■ Instructions to follow ■
Transcribe each line of the records below exactly, excluding any embedded images.

=== Working data ===

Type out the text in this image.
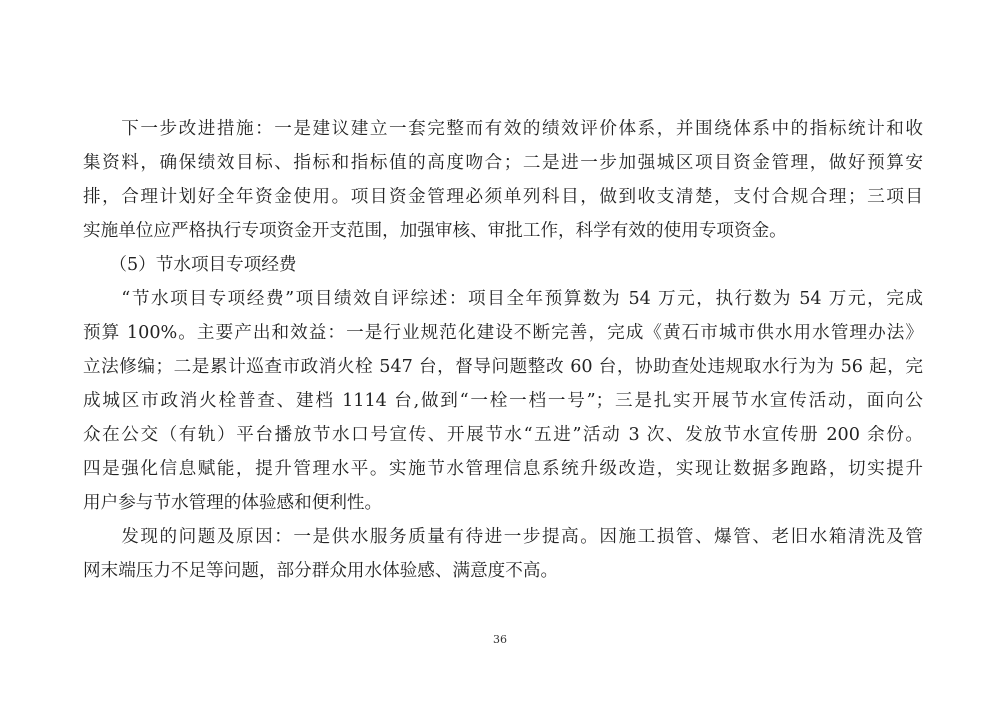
　　下一步改进措施：一是建议建立一套完整而有效的绩效评价体系，并围绕体系中的指标统计和收
集资料，确保绩效目标、指标和指标值的高度吻合；二是进一步加强城区项目资金管理，做好预算安
排，合理计划好全年资金使用。项目资金管理必须单列科目，做到收支清楚，支付合规合理；三项目
实施单位应严格执行专项资金开支范围，加强审核、审批工作，科学有效的使用专项资金。
　　（5）节水项目专项经费
　　“节水项目专项经费”项目绩效自评综述：项目全年预算数为 54 万元，执行数为 54 万元，完成
预算 100%。主要产出和效益：一是行业规范化建设不断完善，完成《黄石市城市供水用水管理办法》
立法修编；二是累计巡查市政消火栓 547 台，督导问题整改 60 台，协助查处违规取水行为为 56 起，完
成城区市政消火栓普查、建档 1114 台,做到“一栓一档一号”；三是扎实开展节水宣传活动，面向公
众在公交（有轨）平台播放节水口号宣传、开展节水“五进”活动 3 次、发放节水宣传册 200 余份。
四是强化信息赋能，提升管理水平。实施节水管理信息系统升级改造，实现让数据多跑路，切实提升
用户参与节水管理的体验感和便利性。
　　发现的问题及原因：一是供水服务质量有待进一步提高。因施工损管、爆管、老旧水箱清洗及管
网末端压力不足等问题，部分群众用水体验感、满意度不高。
36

===

■ Answer for this exercise ■
Type out the text in this image.
　　下一步改进措施：一是建议建立一套完整而有效的绩效评价体系，并围绕体系中的指标统计和收
集资料，确保绩效目标、指标和指标值的高度吻合；二是进一步加强城区项目资金管理，做好预算安
排，合理计划好全年资金使用。项目资金管理必须单列科目，做到收支清楚，支付合规合理；三项目
实施单位应严格执行专项资金开支范围，加强审核、审批工作，科学有效的使用专项资金。
　　（5）节水项目专项经费
　　“节水项目专项经费”项目绩效自评综述：项目全年预算数为 54 万元，执行数为 54 万元，完成
预算 100%。主要产出和效益：一是行业规范化建设不断完善，完成《黄石市城市供水用水管理办法》
立法修编；二是累计巡查市政消火栓 547 台，督导问题整改 60 台，协助查处违规取水行为为 56 起，完
成城区市政消火栓普查、建档 1114 台,做到“一栓一档一号”；三是扎实开展节水宣传活动，面向公
众在公交（有轨）平台播放节水口号宣传、开展节水“五进”活动 3 次、发放节水宣传册 200 余份。
四是强化信息赋能，提升管理水平。实施节水管理信息系统升级改造，实现让数据多跑路，切实提升
用户参与节水管理的体验感和便利性。
　　发现的问题及原因：一是供水服务质量有待进一步提高。因施工损管、爆管、老旧水箱清洗及管
网末端压力不足等问题，部分群众用水体验感、满意度不高。
36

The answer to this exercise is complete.